Dataset items
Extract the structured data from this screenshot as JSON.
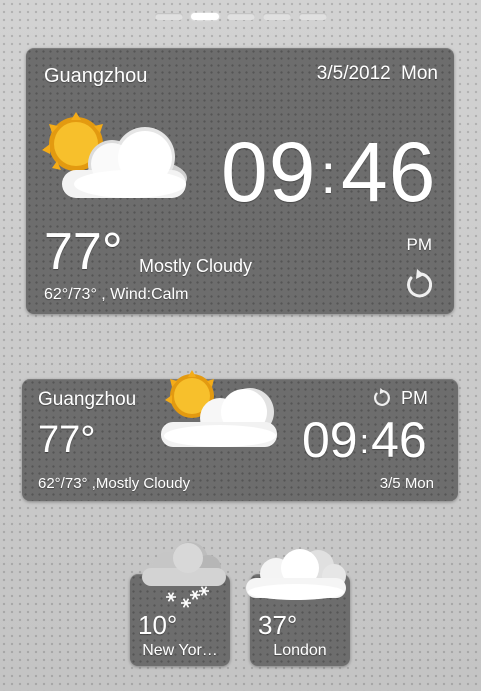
{
  "pager": {
    "count": 5,
    "active_index": 1
  },
  "widget_large": {
    "city": "Guangzhou",
    "date": "3/5/2012",
    "weekday": "Mon",
    "time_hours": "09",
    "time_minutes": "46",
    "ampm": "PM",
    "temperature": "77°",
    "condition": "Mostly Cloudy",
    "details": "62°/73° , Wind:Calm",
    "icon": "partly-cloudy-icon"
  },
  "widget_medium": {
    "city": "Guangzhou",
    "temperature": "77°",
    "details": "62°/73° ,Mostly Cloudy",
    "ampm": "PM",
    "time_hours": "09",
    "time_minutes": "46",
    "date_short": "3/5 Mon",
    "icon": "partly-cloudy-icon"
  },
  "small_widgets": [
    {
      "temperature": "10°",
      "city": "New Yor…",
      "icon": "snow-cloud-icon"
    },
    {
      "temperature": "37°",
      "city": "London",
      "icon": "cloudy-icon"
    }
  ],
  "colors": {
    "panel": "#6d6d6d",
    "background": "#c9c9c9",
    "sun": "#f6b21b"
  }
}
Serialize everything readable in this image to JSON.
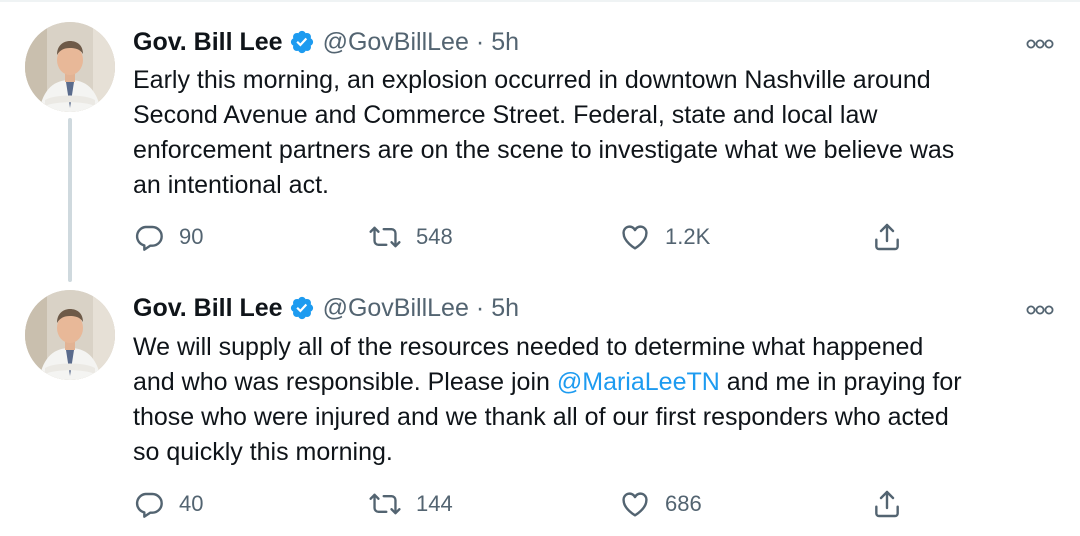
{
  "tweets": [
    {
      "author_name": "Gov. Bill Lee",
      "handle": "@GovBillLee",
      "separator": "·",
      "time": "5h",
      "text_lines": [
        "Early this morning, an explosion occurred in downtown Nashville around",
        "Second Avenue and Commerce Street. Federal, state and local law",
        "enforcement partners are on the scene to investigate what we believe was",
        "an intentional act."
      ],
      "replies": "90",
      "retweets": "548",
      "likes": "1.2K"
    },
    {
      "author_name": "Gov. Bill Lee",
      "handle": "@GovBillLee",
      "separator": "·",
      "time": "5h",
      "text_lines": [
        "We will supply all of the resources needed to determine what happened",
        "and who was responsible. Please join ",
        "@MariaLeeTN",
        " and me in praying for",
        "those who were injured and we thank all of our first responders who acted",
        "so quickly this morning."
      ],
      "replies": "40",
      "retweets": "144",
      "likes": "686"
    }
  ],
  "colors": {
    "text": "#0f1419",
    "secondary": "#536471",
    "link": "#1d9bf0",
    "verified": "#1d9bf0",
    "thread_line": "#cfd9de"
  },
  "icons": {
    "verified": "verified-badge-icon",
    "more": "more-options-icon",
    "reply": "reply-icon",
    "retweet": "retweet-icon",
    "like": "heart-icon",
    "share": "share-icon"
  }
}
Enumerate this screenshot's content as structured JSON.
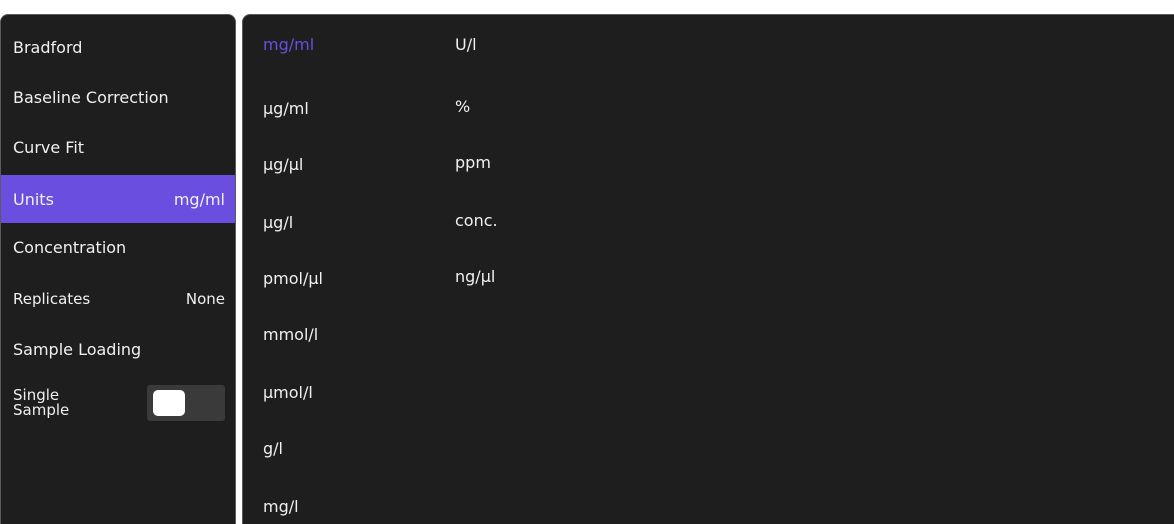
{
  "settings_menu": {
    "items": [
      {
        "label": "Bradford",
        "value": ""
      },
      {
        "label": "Baseline Correction",
        "value": ""
      },
      {
        "label": "Curve Fit",
        "value": ""
      },
      {
        "label": "Units",
        "value": "mg/ml"
      },
      {
        "label": "Concentration",
        "value": ""
      },
      {
        "label": "Replicates",
        "value": "None"
      },
      {
        "label": "Sample Loading",
        "value": ""
      }
    ],
    "single_sample": {
      "label_line1": "Single",
      "label_line2": "Sample",
      "toggle_state": "off"
    },
    "selected_item": "Units"
  },
  "units_picker": {
    "selected": "mg/ml",
    "column1": [
      "mg/ml",
      "µg/ml",
      "µg/µl",
      "µg/l",
      "pmol/µl",
      "mmol/l",
      "µmol/l",
      "g/l",
      "mg/l"
    ],
    "column2": [
      "U/l",
      "%",
      "ppm",
      "conc.",
      "ng/µl"
    ]
  },
  "colors": {
    "accent": "#6a4ee0",
    "panel_background": "#1e1e1e",
    "text": "#f0f0f0"
  }
}
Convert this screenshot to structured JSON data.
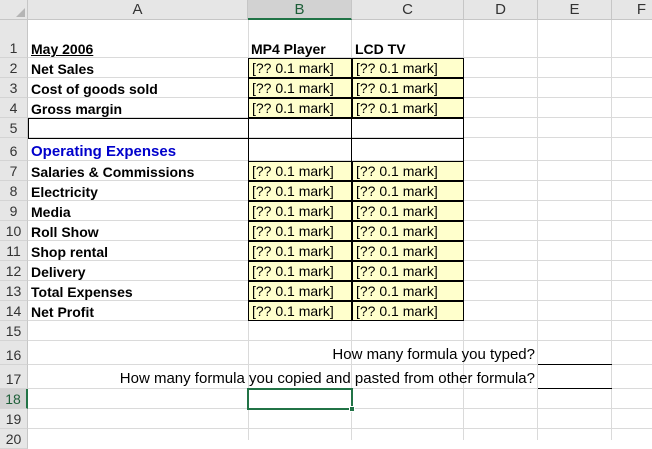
{
  "columns": [
    "A",
    "B",
    "C",
    "D",
    "E",
    "F"
  ],
  "rows": [
    "1",
    "2",
    "3",
    "4",
    "5",
    "6",
    "7",
    "8",
    "9",
    "10",
    "11",
    "12",
    "13",
    "14",
    "15",
    "16",
    "17",
    "18",
    "19",
    "20"
  ],
  "header": {
    "title": "May 2006",
    "col_b": "MP4 Player",
    "col_c": "LCD TV"
  },
  "section_heading": "Operating Expenses",
  "row_labels": {
    "r2": "Net Sales",
    "r3": "Cost of goods sold",
    "r4": "Gross margin",
    "r7": "Salaries & Commissions",
    "r8": "Electricity",
    "r9": "Media",
    "r10": "Roll Show",
    "r11": "Shop rental",
    "r12": "Delivery",
    "r13": "Total Expenses",
    "r14": "Net Profit"
  },
  "placeholder": "[?? 0.1 mark]",
  "questions": {
    "q1": "How many formula you typed?",
    "q2": "How many formula you copied and pasted from other formula?"
  },
  "selected_cell": "B18",
  "colors": {
    "input_fill": "#ffffcc",
    "heading_blue": "#0000cc",
    "selection_green": "#217346"
  }
}
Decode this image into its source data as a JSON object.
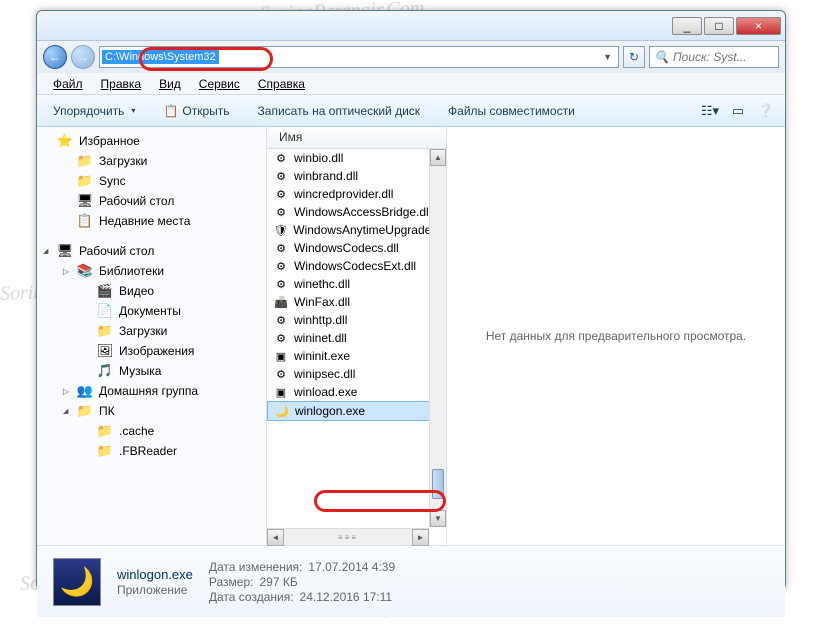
{
  "titlebar": {
    "min": "_",
    "max": "□",
    "close": "×"
  },
  "nav": {
    "back": "←",
    "fwd": "→",
    "address": "C:\\Windows\\System32",
    "refresh": "↻",
    "search_placeholder": "Поиск: Syst..."
  },
  "menu": {
    "file": "Файл",
    "edit": "Правка",
    "view": "Вид",
    "tools": "Сервис",
    "help": "Справка"
  },
  "toolbar": {
    "organize": "Упорядочить",
    "open": "Открыть",
    "burn": "Записать на оптический диск",
    "compat": "Файлы совместимости"
  },
  "sidebar": {
    "fav": "Избранное",
    "downloads": "Загрузки",
    "sync": "Sync",
    "desktop": "Рабочий стол",
    "recent": "Недавние места",
    "desktop2": "Рабочий стол",
    "libs": "Библиотеки",
    "video": "Видео",
    "docs": "Документы",
    "downloads2": "Загрузки",
    "pics": "Изображения",
    "music": "Музыка",
    "homegroup": "Домашняя группа",
    "pc": "ПК",
    "cache": ".cache",
    "fbr": ".FBReader"
  },
  "col": {
    "name": "Имя"
  },
  "files": [
    {
      "icon": "⚙",
      "n": "winbio.dll"
    },
    {
      "icon": "⚙",
      "n": "winbrand.dll"
    },
    {
      "icon": "⚙",
      "n": "wincredprovider.dll"
    },
    {
      "icon": "⚙",
      "n": "WindowsAccessBridge.dll"
    },
    {
      "icon": "🛡",
      "n": "WindowsAnytimeUpgradeR"
    },
    {
      "icon": "⚙",
      "n": "WindowsCodecs.dll"
    },
    {
      "icon": "⚙",
      "n": "WindowsCodecsExt.dll"
    },
    {
      "icon": "⚙",
      "n": "winethc.dll"
    },
    {
      "icon": "📠",
      "n": "WinFax.dll"
    },
    {
      "icon": "⚙",
      "n": "winhttp.dll"
    },
    {
      "icon": "⚙",
      "n": "wininet.dll"
    },
    {
      "icon": "▣",
      "n": "wininit.exe"
    },
    {
      "icon": "⚙",
      "n": "winipsec.dll"
    },
    {
      "icon": "▣",
      "n": "winload.exe"
    },
    {
      "icon": "🌙",
      "n": "winlogon.exe",
      "sel": true
    }
  ],
  "preview": {
    "text": "Нет данных для предварительного просмотра."
  },
  "details": {
    "name": "winlogon.exe",
    "type": "Приложение",
    "mod_lbl": "Дата изменения:",
    "mod": "17.07.2014 4:39",
    "size_lbl": "Размер:",
    "size": "297 КБ",
    "created_lbl": "Дата создания:",
    "created": "24.12.2016 17:11"
  },
  "watermark": "SoringPcrepair.Com"
}
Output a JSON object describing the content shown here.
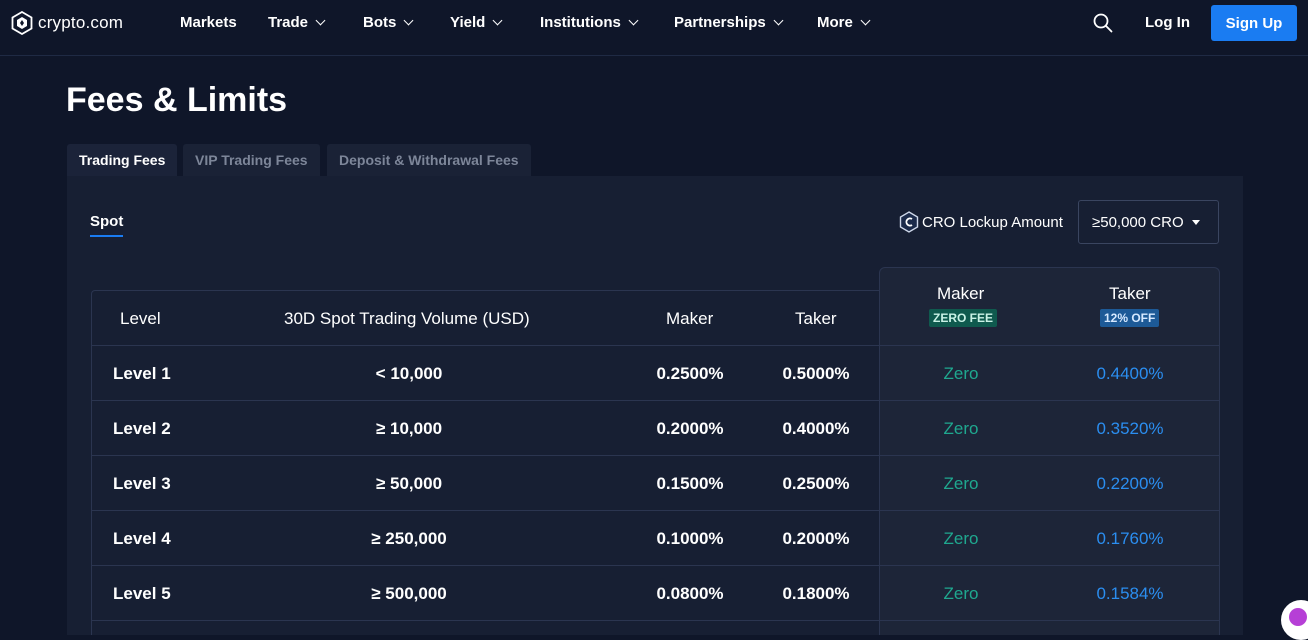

■ **EXERCISE BRIEF**
Gather and copy every line of the data in which the string "details" is found.

■ **OUTPUT BELOW**
    "details": "62°/73° , Wind:Calm",
    "details": "62°/73° ,Mostly Cloudy",
  "details": {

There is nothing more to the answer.